====== MATERIAL FOR THIS TASK ======

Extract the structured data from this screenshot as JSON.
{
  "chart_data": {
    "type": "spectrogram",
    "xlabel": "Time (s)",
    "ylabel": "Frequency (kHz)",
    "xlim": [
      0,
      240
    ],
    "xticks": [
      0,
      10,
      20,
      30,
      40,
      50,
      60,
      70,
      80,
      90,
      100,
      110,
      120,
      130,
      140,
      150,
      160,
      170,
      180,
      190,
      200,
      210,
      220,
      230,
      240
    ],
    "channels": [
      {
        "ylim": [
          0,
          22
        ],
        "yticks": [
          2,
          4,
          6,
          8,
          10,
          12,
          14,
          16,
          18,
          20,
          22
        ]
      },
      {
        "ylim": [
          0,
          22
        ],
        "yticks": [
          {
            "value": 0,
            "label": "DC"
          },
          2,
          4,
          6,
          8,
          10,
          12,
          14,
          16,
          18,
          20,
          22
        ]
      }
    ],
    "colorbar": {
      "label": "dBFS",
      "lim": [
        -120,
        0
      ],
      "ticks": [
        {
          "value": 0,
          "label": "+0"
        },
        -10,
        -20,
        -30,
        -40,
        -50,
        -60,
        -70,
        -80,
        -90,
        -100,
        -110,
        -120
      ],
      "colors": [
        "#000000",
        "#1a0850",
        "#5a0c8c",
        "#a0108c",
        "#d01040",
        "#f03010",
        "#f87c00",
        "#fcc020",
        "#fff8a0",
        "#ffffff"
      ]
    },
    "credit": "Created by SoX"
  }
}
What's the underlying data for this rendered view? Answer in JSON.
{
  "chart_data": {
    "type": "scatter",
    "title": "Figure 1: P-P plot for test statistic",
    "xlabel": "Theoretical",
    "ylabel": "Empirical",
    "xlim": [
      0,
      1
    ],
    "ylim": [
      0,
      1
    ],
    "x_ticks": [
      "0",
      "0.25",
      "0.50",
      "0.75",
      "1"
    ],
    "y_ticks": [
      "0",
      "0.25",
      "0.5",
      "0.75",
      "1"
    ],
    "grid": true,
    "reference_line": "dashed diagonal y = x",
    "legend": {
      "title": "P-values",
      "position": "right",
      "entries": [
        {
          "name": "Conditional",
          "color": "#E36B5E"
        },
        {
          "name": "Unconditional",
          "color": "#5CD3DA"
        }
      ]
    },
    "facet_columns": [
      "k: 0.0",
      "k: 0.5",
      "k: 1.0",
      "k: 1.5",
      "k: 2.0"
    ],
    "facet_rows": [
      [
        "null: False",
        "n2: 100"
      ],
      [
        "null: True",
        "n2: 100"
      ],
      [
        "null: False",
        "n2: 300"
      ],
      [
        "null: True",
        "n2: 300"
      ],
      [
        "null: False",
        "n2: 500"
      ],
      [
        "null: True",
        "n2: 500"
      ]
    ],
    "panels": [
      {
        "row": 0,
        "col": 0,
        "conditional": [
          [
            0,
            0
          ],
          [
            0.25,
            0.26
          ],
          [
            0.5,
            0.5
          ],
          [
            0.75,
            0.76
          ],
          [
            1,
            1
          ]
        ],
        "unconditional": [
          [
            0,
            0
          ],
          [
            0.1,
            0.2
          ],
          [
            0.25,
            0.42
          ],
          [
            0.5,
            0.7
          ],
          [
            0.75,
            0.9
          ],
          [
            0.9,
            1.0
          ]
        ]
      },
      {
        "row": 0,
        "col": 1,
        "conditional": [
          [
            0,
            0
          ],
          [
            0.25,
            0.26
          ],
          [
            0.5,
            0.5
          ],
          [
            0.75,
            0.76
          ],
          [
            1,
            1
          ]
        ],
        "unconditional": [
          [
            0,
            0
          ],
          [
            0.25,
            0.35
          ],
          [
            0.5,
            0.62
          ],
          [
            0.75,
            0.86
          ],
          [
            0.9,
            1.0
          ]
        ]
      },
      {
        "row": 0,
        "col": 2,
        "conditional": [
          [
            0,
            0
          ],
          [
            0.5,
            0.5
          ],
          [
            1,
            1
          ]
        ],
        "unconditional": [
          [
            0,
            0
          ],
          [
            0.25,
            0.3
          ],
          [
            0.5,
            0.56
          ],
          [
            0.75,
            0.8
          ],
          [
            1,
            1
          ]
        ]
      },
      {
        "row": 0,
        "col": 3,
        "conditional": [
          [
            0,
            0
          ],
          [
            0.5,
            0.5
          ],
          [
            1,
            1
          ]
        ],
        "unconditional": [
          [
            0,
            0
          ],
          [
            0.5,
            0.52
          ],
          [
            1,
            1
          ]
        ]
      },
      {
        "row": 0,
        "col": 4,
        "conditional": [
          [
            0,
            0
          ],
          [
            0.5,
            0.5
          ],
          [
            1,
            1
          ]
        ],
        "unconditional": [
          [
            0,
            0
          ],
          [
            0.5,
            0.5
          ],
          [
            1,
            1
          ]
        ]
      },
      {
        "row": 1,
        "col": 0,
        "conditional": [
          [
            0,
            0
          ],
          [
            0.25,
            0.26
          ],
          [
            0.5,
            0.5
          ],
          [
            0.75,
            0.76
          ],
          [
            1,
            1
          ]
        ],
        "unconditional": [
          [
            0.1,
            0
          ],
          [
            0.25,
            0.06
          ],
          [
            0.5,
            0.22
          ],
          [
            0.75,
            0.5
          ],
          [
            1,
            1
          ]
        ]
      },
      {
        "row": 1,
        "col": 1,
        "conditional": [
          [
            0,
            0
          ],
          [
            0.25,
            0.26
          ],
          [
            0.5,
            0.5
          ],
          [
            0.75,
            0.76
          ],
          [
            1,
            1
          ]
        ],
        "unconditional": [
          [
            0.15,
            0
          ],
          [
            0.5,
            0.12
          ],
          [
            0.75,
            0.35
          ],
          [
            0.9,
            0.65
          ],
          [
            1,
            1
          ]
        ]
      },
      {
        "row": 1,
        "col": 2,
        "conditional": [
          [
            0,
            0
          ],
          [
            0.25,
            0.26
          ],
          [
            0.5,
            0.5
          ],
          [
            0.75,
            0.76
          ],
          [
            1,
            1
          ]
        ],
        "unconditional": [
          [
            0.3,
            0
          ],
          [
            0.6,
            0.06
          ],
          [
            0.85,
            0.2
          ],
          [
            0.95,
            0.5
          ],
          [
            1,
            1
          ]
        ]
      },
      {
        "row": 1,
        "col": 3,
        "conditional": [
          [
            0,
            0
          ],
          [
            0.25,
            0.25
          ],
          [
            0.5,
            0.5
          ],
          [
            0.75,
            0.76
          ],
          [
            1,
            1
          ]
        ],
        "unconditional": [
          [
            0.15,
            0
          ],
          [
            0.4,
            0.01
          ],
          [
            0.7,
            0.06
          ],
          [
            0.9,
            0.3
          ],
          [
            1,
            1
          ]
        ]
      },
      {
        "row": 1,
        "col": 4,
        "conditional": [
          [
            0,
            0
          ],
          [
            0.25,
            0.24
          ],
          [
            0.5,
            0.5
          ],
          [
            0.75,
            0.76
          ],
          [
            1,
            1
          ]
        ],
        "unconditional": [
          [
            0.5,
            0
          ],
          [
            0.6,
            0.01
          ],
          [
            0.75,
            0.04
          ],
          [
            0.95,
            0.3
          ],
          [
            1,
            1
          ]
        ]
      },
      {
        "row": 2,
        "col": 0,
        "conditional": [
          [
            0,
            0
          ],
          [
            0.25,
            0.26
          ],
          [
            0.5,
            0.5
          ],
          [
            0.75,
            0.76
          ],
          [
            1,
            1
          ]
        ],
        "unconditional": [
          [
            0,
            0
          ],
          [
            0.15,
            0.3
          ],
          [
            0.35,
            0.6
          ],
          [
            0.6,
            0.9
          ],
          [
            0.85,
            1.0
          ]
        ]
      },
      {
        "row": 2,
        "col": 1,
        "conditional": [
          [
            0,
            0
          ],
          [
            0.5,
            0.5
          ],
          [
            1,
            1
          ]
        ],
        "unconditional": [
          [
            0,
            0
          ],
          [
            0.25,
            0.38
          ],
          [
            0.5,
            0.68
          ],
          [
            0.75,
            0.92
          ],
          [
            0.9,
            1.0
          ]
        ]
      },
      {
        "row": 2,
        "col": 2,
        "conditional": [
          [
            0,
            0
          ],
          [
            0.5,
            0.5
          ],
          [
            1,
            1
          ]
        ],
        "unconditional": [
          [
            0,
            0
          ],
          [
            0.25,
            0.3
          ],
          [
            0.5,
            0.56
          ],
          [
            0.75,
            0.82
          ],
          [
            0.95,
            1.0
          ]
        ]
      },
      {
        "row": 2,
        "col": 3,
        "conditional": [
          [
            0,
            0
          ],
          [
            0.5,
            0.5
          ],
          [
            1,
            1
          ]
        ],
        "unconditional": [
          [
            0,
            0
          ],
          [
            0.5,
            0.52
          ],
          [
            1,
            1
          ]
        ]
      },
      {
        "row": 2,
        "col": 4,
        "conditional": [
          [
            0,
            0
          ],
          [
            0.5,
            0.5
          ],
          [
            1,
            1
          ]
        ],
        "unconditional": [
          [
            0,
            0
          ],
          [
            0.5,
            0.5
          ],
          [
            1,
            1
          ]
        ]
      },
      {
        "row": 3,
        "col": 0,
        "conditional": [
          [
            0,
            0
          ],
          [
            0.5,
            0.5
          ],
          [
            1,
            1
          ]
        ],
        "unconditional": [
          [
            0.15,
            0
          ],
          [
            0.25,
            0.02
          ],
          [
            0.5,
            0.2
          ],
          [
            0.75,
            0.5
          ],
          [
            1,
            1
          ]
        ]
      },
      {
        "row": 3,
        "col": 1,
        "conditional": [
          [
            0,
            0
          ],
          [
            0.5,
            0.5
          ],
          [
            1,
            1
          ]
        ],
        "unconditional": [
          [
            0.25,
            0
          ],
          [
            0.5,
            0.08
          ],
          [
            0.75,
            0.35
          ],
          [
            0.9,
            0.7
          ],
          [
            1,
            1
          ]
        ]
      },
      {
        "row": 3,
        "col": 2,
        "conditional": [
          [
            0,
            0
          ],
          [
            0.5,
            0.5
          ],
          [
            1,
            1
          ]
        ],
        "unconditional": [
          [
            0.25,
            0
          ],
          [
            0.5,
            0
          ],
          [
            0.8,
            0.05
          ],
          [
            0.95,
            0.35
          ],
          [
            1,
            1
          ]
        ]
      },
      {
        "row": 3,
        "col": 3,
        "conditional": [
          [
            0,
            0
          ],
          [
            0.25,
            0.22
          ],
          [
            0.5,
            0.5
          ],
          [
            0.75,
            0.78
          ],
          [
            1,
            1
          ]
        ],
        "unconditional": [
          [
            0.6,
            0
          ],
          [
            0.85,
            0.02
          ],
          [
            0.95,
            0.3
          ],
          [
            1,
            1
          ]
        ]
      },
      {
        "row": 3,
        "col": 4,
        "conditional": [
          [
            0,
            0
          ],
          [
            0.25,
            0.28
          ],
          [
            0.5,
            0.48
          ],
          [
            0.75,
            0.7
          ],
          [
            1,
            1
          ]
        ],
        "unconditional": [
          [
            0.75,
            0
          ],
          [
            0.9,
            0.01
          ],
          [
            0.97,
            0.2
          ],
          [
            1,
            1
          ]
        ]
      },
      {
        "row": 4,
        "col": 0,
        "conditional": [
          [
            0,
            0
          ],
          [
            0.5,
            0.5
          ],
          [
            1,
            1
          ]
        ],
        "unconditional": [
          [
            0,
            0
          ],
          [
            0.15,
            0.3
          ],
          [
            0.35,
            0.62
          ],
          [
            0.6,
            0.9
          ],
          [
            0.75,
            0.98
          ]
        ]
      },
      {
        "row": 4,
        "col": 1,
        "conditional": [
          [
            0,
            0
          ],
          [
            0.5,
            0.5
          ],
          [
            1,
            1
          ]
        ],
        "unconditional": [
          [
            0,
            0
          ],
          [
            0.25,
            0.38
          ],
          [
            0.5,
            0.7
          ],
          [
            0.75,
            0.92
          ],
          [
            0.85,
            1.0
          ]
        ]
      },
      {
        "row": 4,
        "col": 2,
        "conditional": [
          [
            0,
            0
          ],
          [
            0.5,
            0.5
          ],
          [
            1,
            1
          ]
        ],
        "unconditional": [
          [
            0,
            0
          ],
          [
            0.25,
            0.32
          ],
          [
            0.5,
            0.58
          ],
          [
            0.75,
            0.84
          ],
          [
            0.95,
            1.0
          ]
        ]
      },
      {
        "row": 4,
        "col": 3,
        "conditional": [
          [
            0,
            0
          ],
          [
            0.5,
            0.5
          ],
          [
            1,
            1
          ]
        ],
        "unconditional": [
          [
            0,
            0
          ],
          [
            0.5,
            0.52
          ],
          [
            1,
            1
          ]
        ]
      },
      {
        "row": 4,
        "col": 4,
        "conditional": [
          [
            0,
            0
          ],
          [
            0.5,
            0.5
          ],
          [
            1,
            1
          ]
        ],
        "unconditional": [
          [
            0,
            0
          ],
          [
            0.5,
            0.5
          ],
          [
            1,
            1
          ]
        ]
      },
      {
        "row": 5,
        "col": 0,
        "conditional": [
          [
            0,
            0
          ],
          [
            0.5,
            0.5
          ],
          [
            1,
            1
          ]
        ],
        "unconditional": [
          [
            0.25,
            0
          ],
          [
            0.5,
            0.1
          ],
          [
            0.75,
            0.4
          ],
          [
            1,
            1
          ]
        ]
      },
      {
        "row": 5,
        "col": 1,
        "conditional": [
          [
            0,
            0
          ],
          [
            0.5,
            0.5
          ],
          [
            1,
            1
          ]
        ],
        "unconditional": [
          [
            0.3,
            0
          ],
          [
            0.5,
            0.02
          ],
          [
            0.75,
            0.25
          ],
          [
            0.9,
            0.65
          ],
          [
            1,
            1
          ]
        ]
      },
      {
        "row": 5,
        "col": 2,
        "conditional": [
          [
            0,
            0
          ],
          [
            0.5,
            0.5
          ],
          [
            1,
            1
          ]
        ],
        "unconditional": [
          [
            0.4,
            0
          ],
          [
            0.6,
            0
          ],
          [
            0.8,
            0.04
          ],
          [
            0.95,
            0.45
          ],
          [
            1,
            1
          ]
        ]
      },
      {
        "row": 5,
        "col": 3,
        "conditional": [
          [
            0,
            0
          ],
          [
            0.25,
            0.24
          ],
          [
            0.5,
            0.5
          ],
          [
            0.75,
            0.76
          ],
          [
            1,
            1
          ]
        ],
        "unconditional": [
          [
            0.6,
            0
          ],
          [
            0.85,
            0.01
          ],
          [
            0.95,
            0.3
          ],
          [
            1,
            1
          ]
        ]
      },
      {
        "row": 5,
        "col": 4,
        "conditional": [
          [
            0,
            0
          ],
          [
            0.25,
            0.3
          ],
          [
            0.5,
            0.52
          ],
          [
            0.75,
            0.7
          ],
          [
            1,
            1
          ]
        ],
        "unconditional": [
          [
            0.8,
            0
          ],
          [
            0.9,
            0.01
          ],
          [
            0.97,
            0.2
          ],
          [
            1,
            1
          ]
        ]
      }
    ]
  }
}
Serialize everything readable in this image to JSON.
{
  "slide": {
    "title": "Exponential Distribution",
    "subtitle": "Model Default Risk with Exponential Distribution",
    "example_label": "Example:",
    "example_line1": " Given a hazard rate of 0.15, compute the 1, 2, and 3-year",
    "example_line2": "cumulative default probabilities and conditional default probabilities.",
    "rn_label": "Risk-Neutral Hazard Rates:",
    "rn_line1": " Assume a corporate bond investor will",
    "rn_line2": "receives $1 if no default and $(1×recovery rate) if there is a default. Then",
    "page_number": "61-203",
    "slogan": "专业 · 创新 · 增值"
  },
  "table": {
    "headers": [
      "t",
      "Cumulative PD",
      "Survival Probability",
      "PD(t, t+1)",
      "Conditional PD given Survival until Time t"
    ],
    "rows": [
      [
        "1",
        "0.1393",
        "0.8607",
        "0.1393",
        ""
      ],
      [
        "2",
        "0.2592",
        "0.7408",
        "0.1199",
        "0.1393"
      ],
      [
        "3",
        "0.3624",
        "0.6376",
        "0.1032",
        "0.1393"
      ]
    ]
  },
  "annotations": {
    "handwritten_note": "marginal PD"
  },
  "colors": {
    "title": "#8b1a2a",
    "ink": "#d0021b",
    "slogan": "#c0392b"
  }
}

======

EXERCISE → Check every line of the data above for the string "Distribution", and copy those that have it.

ANSWER TO THIS PROBLEM →
    "title": "Exponential Distribution",
    "subtitle": "Model Default Risk with Exponential Distribution",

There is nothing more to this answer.